(Recorded data)
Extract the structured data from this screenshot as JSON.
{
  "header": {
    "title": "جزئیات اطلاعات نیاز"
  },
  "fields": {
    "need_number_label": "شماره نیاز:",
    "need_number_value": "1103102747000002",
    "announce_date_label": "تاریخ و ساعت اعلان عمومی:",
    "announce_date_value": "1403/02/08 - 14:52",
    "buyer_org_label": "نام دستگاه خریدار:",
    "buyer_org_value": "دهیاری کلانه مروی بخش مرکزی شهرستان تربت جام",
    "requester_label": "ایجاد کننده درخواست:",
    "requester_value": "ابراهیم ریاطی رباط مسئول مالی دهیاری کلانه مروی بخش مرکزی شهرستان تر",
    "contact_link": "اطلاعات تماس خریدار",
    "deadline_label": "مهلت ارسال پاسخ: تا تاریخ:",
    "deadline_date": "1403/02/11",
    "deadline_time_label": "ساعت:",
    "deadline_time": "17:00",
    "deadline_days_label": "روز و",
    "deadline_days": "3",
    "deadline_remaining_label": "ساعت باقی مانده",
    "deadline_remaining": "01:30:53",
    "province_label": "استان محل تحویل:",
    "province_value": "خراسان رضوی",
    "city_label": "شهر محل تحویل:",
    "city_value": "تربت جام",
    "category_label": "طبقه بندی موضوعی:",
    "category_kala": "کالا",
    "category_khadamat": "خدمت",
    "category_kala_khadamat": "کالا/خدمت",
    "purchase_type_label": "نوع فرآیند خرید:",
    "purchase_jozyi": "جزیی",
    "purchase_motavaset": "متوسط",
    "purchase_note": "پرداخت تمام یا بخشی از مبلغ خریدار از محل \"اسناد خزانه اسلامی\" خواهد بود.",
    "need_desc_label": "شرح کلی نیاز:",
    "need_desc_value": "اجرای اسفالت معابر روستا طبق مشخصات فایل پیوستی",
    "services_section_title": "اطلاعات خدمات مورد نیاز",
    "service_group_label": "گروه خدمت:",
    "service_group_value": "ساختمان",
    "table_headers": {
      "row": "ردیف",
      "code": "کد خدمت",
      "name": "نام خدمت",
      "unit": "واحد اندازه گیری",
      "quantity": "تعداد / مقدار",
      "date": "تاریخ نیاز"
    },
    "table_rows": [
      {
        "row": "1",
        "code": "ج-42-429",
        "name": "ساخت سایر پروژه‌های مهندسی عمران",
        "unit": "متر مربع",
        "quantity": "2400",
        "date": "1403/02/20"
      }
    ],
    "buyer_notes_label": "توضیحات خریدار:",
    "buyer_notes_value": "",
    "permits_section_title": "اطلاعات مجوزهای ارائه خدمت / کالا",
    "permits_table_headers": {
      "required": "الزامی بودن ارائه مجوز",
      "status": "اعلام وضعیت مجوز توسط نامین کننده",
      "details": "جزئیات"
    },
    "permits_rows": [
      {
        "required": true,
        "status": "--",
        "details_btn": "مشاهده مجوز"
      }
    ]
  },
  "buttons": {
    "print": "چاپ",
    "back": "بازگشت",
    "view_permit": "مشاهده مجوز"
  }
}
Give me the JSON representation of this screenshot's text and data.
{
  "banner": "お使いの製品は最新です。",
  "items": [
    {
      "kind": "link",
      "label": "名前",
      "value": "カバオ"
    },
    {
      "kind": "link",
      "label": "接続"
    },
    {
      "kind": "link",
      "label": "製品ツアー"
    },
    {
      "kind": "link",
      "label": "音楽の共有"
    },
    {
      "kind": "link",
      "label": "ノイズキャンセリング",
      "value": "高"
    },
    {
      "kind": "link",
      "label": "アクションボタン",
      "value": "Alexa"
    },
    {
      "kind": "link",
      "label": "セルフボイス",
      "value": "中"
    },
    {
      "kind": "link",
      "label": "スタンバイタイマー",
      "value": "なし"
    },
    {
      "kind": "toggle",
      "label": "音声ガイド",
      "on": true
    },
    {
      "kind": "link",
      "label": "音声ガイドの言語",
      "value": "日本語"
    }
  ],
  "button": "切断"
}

# Set problem
Every line above needs to be retyped exactly.

# Solution for this task
Extract the structured data from this screenshot as JSON.
{
  "header": {
    "title": "جزئیات اطلاعات نیاز"
  },
  "fields": {
    "need_number_label": "شماره نیاز:",
    "need_number_value": "1103102747000002",
    "announce_date_label": "تاریخ و ساعت اعلان عمومی:",
    "announce_date_value": "1403/02/08 - 14:52",
    "buyer_org_label": "نام دستگاه خریدار:",
    "buyer_org_value": "دهیاری کلانه مروی بخش مرکزی شهرستان تربت جام",
    "requester_label": "ایجاد کننده درخواست:",
    "requester_value": "ابراهیم ریاطی رباط مسئول مالی دهیاری کلانه مروی بخش مرکزی شهرستان تر",
    "contact_link": "اطلاعات تماس خریدار",
    "deadline_label": "مهلت ارسال پاسخ: تا تاریخ:",
    "deadline_date": "1403/02/11",
    "deadline_time_label": "ساعت:",
    "deadline_time": "17:00",
    "deadline_days_label": "روز و",
    "deadline_days": "3",
    "deadline_remaining_label": "ساعت باقی مانده",
    "deadline_remaining": "01:30:53",
    "province_label": "استان محل تحویل:",
    "province_value": "خراسان رضوی",
    "city_label": "شهر محل تحویل:",
    "city_value": "تربت جام",
    "category_label": "طبقه بندی موضوعی:",
    "category_kala": "کالا",
    "category_khadamat": "خدمت",
    "category_kala_khadamat": "کالا/خدمت",
    "purchase_type_label": "نوع فرآیند خرید:",
    "purchase_jozyi": "جزیی",
    "purchase_motavaset": "متوسط",
    "purchase_note": "پرداخت تمام یا بخشی از مبلغ خریدار از محل \"اسناد خزانه اسلامی\" خواهد بود.",
    "need_desc_label": "شرح کلی نیاز:",
    "need_desc_value": "اجرای اسفالت معابر روستا طبق مشخصات فایل پیوستی",
    "services_section_title": "اطلاعات خدمات مورد نیاز",
    "service_group_label": "گروه خدمت:",
    "service_group_value": "ساختمان",
    "table_headers": {
      "row": "ردیف",
      "code": "کد خدمت",
      "name": "نام خدمت",
      "unit": "واحد اندازه گیری",
      "quantity": "تعداد / مقدار",
      "date": "تاریخ نیاز"
    },
    "table_rows": [
      {
        "row": "1",
        "code": "ج-42-429",
        "name": "ساخت سایر پروژه‌های مهندسی عمران",
        "unit": "متر مربع",
        "quantity": "2400",
        "date": "1403/02/20"
      }
    ],
    "buyer_notes_label": "توضیحات خریدار:",
    "buyer_notes_value": "",
    "permits_section_title": "اطلاعات مجوزهای ارائه خدمت / کالا",
    "permits_table_headers": {
      "required": "الزامی بودن ارائه مجوز",
      "status": "اعلام وضعیت مجوز توسط نامین کننده",
      "details": "جزئیات"
    },
    "permits_rows": [
      {
        "required": true,
        "status": "--",
        "details_btn": "مشاهده مجوز"
      }
    ]
  },
  "buttons": {
    "print": "چاپ",
    "back": "بازگشت",
    "view_permit": "مشاهده مجوز"
  }
}
Give me the JSON representation of this screenshot's text and data.
{
  "banner": "お使いの製品は最新です。",
  "items": [
    {
      "kind": "link",
      "label": "名前",
      "value": "カバオ"
    },
    {
      "kind": "link",
      "label": "接続"
    },
    {
      "kind": "link",
      "label": "製品ツアー"
    },
    {
      "kind": "link",
      "label": "音楽の共有"
    },
    {
      "kind": "link",
      "label": "ノイズキャンセリング",
      "value": "高"
    },
    {
      "kind": "link",
      "label": "アクションボタン",
      "value": "Alexa"
    },
    {
      "kind": "link",
      "label": "セルフボイス",
      "value": "中"
    },
    {
      "kind": "link",
      "label": "スタンバイタイマー",
      "value": "なし"
    },
    {
      "kind": "toggle",
      "label": "音声ガイド",
      "on": true
    },
    {
      "kind": "link",
      "label": "音声ガイドの言語",
      "value": "日本語"
    }
  ],
  "button": "切断"
}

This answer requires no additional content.